§ Data supplied:
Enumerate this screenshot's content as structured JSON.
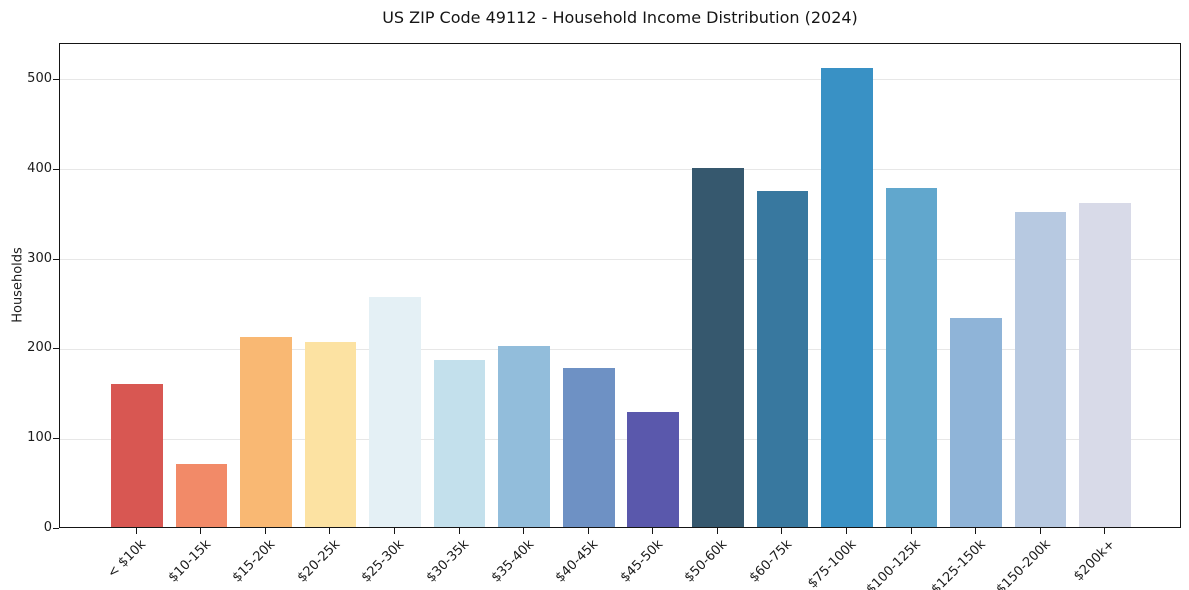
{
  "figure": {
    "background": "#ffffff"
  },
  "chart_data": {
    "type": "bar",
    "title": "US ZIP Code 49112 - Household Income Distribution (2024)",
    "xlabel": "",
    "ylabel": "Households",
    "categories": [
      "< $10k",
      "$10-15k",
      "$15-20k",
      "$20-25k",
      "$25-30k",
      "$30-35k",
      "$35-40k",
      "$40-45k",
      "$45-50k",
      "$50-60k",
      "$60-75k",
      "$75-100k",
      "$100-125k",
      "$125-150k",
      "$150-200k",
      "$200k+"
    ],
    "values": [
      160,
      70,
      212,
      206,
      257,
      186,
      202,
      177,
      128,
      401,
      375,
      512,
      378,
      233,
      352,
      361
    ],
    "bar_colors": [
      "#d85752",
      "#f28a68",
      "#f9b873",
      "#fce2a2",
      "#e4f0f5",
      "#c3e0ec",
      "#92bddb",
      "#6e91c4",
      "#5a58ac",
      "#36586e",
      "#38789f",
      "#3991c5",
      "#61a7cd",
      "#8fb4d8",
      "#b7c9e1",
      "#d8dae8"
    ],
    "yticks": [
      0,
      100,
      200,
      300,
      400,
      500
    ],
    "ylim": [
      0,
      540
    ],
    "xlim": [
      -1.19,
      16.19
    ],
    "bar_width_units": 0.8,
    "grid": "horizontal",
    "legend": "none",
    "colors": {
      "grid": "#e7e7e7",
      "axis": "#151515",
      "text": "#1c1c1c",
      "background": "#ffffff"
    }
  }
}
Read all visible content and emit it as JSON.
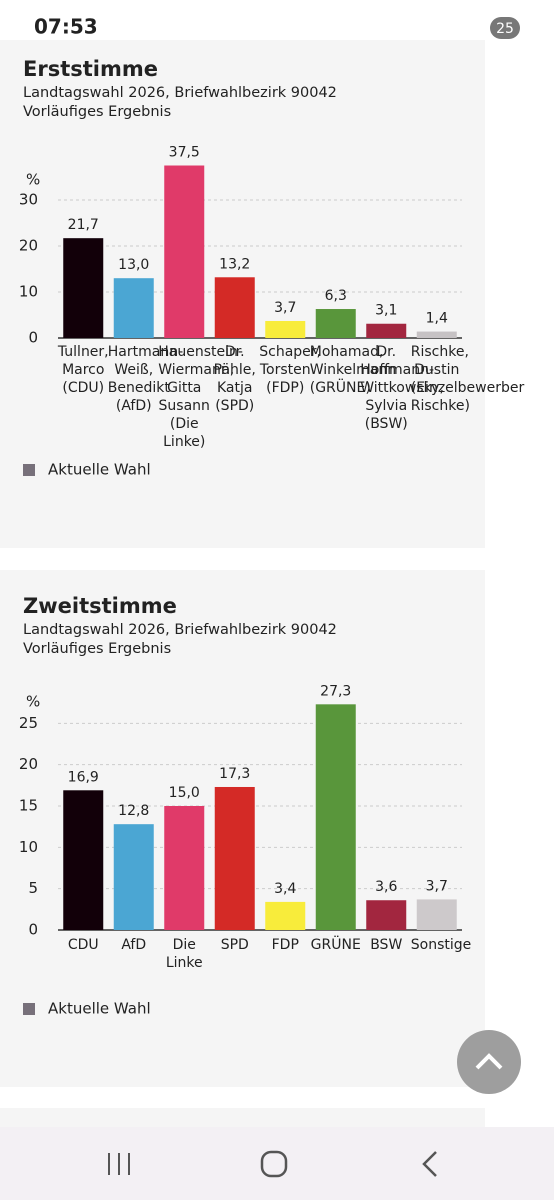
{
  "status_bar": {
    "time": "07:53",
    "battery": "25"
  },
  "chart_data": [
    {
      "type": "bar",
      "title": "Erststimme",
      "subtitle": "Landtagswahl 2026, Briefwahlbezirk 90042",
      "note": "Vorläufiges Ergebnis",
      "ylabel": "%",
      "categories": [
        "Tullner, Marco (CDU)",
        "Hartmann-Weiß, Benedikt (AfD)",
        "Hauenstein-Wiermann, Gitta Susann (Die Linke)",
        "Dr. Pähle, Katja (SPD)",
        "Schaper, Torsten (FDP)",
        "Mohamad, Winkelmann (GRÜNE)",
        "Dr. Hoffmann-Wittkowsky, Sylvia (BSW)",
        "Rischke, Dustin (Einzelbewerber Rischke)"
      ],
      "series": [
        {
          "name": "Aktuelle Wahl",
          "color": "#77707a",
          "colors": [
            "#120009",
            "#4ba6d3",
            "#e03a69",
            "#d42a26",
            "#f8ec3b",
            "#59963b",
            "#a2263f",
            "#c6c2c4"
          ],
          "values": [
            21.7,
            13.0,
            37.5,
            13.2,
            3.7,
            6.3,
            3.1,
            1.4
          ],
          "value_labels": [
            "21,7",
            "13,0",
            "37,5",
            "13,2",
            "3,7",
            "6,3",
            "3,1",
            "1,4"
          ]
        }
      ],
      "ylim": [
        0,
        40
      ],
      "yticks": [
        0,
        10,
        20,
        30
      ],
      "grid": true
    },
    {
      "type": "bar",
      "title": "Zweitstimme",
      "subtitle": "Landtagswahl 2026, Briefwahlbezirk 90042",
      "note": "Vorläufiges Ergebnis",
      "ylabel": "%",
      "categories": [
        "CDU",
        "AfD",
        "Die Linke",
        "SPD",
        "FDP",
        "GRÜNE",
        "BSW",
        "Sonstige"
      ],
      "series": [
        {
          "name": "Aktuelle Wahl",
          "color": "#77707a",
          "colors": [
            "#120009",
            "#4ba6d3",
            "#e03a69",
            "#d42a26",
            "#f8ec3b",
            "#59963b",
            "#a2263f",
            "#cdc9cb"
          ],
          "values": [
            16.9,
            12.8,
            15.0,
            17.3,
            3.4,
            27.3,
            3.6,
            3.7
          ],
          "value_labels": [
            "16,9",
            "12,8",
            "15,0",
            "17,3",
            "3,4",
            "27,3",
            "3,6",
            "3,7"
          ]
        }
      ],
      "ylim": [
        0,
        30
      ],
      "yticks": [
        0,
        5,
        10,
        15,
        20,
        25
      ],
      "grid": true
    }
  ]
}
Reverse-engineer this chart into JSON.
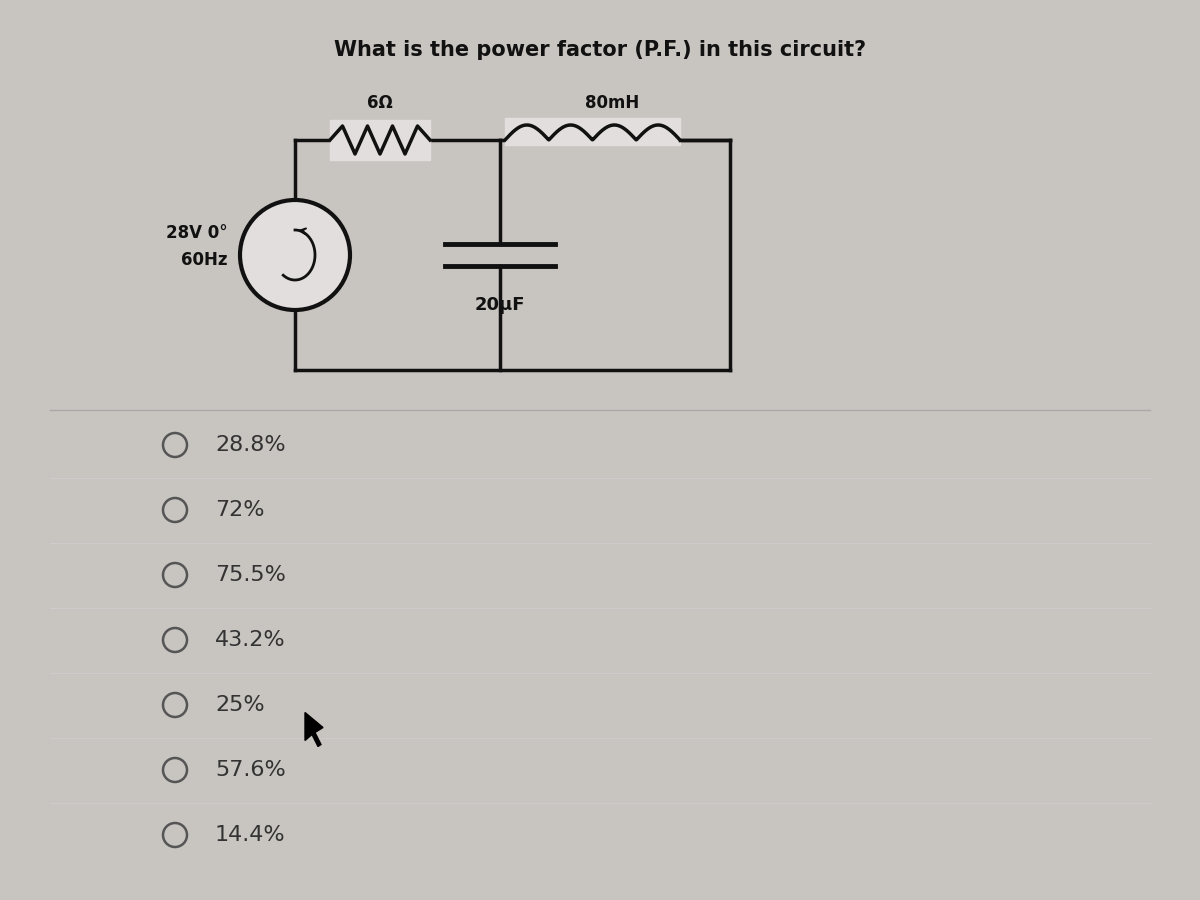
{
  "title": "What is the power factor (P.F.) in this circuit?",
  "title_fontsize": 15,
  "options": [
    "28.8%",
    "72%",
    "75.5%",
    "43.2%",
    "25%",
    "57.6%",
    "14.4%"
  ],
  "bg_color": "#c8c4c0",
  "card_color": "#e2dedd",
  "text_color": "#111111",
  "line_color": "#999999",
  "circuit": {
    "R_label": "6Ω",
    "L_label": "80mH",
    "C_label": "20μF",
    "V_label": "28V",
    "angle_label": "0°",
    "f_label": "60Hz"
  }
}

§ What is needed: All lines from the one containing "Reverse-engineer this chart into JSON." through the end of the entries, both ends included, should be written out exactly, with no pictures.

§ Full solution:
Reverse-engineer this chart into JSON.
{
  "title": "What is the power factor (P.F.) in this circuit?",
  "title_fontsize": 15,
  "options": [
    "28.8%",
    "72%",
    "75.5%",
    "43.2%",
    "25%",
    "57.6%",
    "14.4%"
  ],
  "bg_color": "#c8c4c0",
  "card_color": "#e2dedd",
  "text_color": "#111111",
  "line_color": "#999999",
  "circuit": {
    "R_label": "6Ω",
    "L_label": "80mH",
    "C_label": "20μF",
    "V_label": "28V",
    "angle_label": "0°",
    "f_label": "60Hz"
  }
}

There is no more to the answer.